WHAT IS ASKED:
Output every line below exactly.

****************************************

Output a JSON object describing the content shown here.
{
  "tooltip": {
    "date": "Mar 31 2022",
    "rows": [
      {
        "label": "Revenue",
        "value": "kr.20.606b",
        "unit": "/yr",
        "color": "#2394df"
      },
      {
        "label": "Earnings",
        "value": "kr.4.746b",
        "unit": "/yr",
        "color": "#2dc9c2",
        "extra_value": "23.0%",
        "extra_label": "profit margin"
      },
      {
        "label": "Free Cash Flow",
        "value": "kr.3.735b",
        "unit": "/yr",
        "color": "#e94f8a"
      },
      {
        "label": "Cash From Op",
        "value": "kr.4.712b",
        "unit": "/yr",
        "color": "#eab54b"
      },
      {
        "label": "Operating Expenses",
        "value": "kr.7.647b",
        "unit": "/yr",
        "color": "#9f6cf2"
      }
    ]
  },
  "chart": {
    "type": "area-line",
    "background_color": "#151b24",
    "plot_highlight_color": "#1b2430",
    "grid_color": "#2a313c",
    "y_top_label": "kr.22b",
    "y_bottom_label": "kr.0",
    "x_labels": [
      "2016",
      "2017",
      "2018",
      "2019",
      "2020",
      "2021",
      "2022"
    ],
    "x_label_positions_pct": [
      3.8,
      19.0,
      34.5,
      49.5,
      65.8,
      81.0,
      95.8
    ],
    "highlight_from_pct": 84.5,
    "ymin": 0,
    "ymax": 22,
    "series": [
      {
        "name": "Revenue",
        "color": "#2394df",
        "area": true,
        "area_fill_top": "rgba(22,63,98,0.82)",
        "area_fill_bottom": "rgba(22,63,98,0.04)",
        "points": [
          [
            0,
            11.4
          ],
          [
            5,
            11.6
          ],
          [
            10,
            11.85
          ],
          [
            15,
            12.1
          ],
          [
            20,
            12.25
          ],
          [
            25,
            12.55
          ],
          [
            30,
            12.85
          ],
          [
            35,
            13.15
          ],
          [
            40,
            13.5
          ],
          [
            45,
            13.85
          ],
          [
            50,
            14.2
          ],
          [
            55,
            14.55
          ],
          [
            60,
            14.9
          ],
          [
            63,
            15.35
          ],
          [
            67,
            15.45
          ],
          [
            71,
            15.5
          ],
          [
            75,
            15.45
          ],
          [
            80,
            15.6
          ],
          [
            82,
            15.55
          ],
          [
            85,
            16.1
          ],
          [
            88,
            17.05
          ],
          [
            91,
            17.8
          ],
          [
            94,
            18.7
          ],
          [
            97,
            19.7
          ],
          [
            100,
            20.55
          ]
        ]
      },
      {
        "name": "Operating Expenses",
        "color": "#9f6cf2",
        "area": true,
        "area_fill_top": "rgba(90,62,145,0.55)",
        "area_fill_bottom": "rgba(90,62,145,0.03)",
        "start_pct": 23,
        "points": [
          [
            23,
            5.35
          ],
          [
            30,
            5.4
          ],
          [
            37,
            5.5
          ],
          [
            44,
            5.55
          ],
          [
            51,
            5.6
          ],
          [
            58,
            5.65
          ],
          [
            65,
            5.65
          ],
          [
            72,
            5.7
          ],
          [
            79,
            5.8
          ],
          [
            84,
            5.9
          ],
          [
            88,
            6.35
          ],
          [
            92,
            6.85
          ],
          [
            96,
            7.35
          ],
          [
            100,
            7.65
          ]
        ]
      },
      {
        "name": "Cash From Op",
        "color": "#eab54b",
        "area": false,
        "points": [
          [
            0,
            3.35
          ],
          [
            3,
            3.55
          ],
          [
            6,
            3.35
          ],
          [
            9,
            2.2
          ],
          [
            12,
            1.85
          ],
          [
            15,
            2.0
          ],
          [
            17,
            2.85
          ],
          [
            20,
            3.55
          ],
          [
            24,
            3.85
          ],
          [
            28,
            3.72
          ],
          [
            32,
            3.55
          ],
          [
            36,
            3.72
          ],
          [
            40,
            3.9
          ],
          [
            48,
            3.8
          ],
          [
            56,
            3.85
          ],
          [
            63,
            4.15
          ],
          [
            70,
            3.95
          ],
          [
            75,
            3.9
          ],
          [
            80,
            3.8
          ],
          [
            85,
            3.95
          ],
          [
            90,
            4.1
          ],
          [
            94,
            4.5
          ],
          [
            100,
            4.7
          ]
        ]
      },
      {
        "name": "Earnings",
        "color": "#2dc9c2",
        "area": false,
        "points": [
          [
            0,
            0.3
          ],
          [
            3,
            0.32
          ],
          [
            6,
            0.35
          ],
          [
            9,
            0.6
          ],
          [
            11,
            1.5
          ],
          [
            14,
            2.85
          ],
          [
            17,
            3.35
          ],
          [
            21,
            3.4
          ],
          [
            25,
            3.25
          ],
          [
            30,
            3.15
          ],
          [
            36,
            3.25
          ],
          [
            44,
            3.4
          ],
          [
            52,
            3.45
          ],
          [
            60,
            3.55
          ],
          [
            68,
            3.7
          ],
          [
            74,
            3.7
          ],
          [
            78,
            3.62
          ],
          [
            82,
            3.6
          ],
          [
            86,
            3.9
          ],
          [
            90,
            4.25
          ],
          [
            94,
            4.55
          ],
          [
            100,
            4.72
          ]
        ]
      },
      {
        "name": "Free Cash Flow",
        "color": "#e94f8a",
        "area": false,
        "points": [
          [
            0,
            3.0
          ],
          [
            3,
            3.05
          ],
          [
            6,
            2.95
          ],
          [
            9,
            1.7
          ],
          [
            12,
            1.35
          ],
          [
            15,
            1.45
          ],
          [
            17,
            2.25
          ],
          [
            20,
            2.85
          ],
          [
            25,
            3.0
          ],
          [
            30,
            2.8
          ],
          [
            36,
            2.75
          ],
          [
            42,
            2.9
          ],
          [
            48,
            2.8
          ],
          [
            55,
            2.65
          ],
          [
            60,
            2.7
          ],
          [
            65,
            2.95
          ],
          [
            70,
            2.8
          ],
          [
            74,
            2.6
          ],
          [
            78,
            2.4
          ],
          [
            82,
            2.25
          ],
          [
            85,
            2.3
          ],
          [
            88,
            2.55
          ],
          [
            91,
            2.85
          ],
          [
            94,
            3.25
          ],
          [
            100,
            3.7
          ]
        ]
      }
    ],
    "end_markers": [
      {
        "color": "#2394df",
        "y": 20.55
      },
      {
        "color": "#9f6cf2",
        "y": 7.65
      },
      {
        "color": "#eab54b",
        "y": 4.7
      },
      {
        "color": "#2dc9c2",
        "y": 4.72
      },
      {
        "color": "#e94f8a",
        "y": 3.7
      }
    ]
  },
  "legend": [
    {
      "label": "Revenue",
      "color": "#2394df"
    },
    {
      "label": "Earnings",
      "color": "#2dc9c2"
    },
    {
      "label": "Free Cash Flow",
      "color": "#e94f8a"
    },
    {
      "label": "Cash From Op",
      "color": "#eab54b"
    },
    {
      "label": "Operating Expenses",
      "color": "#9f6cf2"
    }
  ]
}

****************************************

THE RESULT:
Output a JSON object describing the content shown here.
{
  "tooltip": {
    "date": "Mar 31 2022",
    "rows": [
      {
        "label": "Revenue",
        "value": "kr.20.606b",
        "unit": "/yr",
        "color": "#2394df"
      },
      {
        "label": "Earnings",
        "value": "kr.4.746b",
        "unit": "/yr",
        "color": "#2dc9c2",
        "extra_value": "23.0%",
        "extra_label": "profit margin"
      },
      {
        "label": "Free Cash Flow",
        "value": "kr.3.735b",
        "unit": "/yr",
        "color": "#e94f8a"
      },
      {
        "label": "Cash From Op",
        "value": "kr.4.712b",
        "unit": "/yr",
        "color": "#eab54b"
      },
      {
        "label": "Operating Expenses",
        "value": "kr.7.647b",
        "unit": "/yr",
        "color": "#9f6cf2"
      }
    ]
  },
  "chart": {
    "type": "area-line",
    "background_color": "#151b24",
    "plot_highlight_color": "#1b2430",
    "grid_color": "#2a313c",
    "y_top_label": "kr.22b",
    "y_bottom_label": "kr.0",
    "x_labels": [
      "2016",
      "2017",
      "2018",
      "2019",
      "2020",
      "2021",
      "2022"
    ],
    "x_label_positions_pct": [
      3.8,
      19.0,
      34.5,
      49.5,
      65.8,
      81.0,
      95.8
    ],
    "highlight_from_pct": 84.5,
    "ymin": 0,
    "ymax": 22,
    "series": [
      {
        "name": "Revenue",
        "color": "#2394df",
        "area": true,
        "area_fill_top": "rgba(22,63,98,0.82)",
        "area_fill_bottom": "rgba(22,63,98,0.04)",
        "points": [
          [
            0,
            11.4
          ],
          [
            5,
            11.6
          ],
          [
            10,
            11.85
          ],
          [
            15,
            12.1
          ],
          [
            20,
            12.25
          ],
          [
            25,
            12.55
          ],
          [
            30,
            12.85
          ],
          [
            35,
            13.15
          ],
          [
            40,
            13.5
          ],
          [
            45,
            13.85
          ],
          [
            50,
            14.2
          ],
          [
            55,
            14.55
          ],
          [
            60,
            14.9
          ],
          [
            63,
            15.35
          ],
          [
            67,
            15.45
          ],
          [
            71,
            15.5
          ],
          [
            75,
            15.45
          ],
          [
            80,
            15.6
          ],
          [
            82,
            15.55
          ],
          [
            85,
            16.1
          ],
          [
            88,
            17.05
          ],
          [
            91,
            17.8
          ],
          [
            94,
            18.7
          ],
          [
            97,
            19.7
          ],
          [
            100,
            20.55
          ]
        ]
      },
      {
        "name": "Operating Expenses",
        "color": "#9f6cf2",
        "area": true,
        "area_fill_top": "rgba(90,62,145,0.55)",
        "area_fill_bottom": "rgba(90,62,145,0.03)",
        "start_pct": 23,
        "points": [
          [
            23,
            5.35
          ],
          [
            30,
            5.4
          ],
          [
            37,
            5.5
          ],
          [
            44,
            5.55
          ],
          [
            51,
            5.6
          ],
          [
            58,
            5.65
          ],
          [
            65,
            5.65
          ],
          [
            72,
            5.7
          ],
          [
            79,
            5.8
          ],
          [
            84,
            5.9
          ],
          [
            88,
            6.35
          ],
          [
            92,
            6.85
          ],
          [
            96,
            7.35
          ],
          [
            100,
            7.65
          ]
        ]
      },
      {
        "name": "Cash From Op",
        "color": "#eab54b",
        "area": false,
        "points": [
          [
            0,
            3.35
          ],
          [
            3,
            3.55
          ],
          [
            6,
            3.35
          ],
          [
            9,
            2.2
          ],
          [
            12,
            1.85
          ],
          [
            15,
            2.0
          ],
          [
            17,
            2.85
          ],
          [
            20,
            3.55
          ],
          [
            24,
            3.85
          ],
          [
            28,
            3.72
          ],
          [
            32,
            3.55
          ],
          [
            36,
            3.72
          ],
          [
            40,
            3.9
          ],
          [
            48,
            3.8
          ],
          [
            56,
            3.85
          ],
          [
            63,
            4.15
          ],
          [
            70,
            3.95
          ],
          [
            75,
            3.9
          ],
          [
            80,
            3.8
          ],
          [
            85,
            3.95
          ],
          [
            90,
            4.1
          ],
          [
            94,
            4.5
          ],
          [
            100,
            4.7
          ]
        ]
      },
      {
        "name": "Earnings",
        "color": "#2dc9c2",
        "area": false,
        "points": [
          [
            0,
            0.3
          ],
          [
            3,
            0.32
          ],
          [
            6,
            0.35
          ],
          [
            9,
            0.6
          ],
          [
            11,
            1.5
          ],
          [
            14,
            2.85
          ],
          [
            17,
            3.35
          ],
          [
            21,
            3.4
          ],
          [
            25,
            3.25
          ],
          [
            30,
            3.15
          ],
          [
            36,
            3.25
          ],
          [
            44,
            3.4
          ],
          [
            52,
            3.45
          ],
          [
            60,
            3.55
          ],
          [
            68,
            3.7
          ],
          [
            74,
            3.7
          ],
          [
            78,
            3.62
          ],
          [
            82,
            3.6
          ],
          [
            86,
            3.9
          ],
          [
            90,
            4.25
          ],
          [
            94,
            4.55
          ],
          [
            100,
            4.72
          ]
        ]
      },
      {
        "name": "Free Cash Flow",
        "color": "#e94f8a",
        "area": false,
        "points": [
          [
            0,
            3.0
          ],
          [
            3,
            3.05
          ],
          [
            6,
            2.95
          ],
          [
            9,
            1.7
          ],
          [
            12,
            1.35
          ],
          [
            15,
            1.45
          ],
          [
            17,
            2.25
          ],
          [
            20,
            2.85
          ],
          [
            25,
            3.0
          ],
          [
            30,
            2.8
          ],
          [
            36,
            2.75
          ],
          [
            42,
            2.9
          ],
          [
            48,
            2.8
          ],
          [
            55,
            2.65
          ],
          [
            60,
            2.7
          ],
          [
            65,
            2.95
          ],
          [
            70,
            2.8
          ],
          [
            74,
            2.6
          ],
          [
            78,
            2.4
          ],
          [
            82,
            2.25
          ],
          [
            85,
            2.3
          ],
          [
            88,
            2.55
          ],
          [
            91,
            2.85
          ],
          [
            94,
            3.25
          ],
          [
            100,
            3.7
          ]
        ]
      }
    ],
    "end_markers": [
      {
        "color": "#2394df",
        "y": 20.55
      },
      {
        "color": "#9f6cf2",
        "y": 7.65
      },
      {
        "color": "#eab54b",
        "y": 4.7
      },
      {
        "color": "#2dc9c2",
        "y": 4.72
      },
      {
        "color": "#e94f8a",
        "y": 3.7
      }
    ]
  },
  "legend": [
    {
      "label": "Revenue",
      "color": "#2394df"
    },
    {
      "label": "Earnings",
      "color": "#2dc9c2"
    },
    {
      "label": "Free Cash Flow",
      "color": "#e94f8a"
    },
    {
      "label": "Cash From Op",
      "color": "#eab54b"
    },
    {
      "label": "Operating Expenses",
      "color": "#9f6cf2"
    }
  ]
}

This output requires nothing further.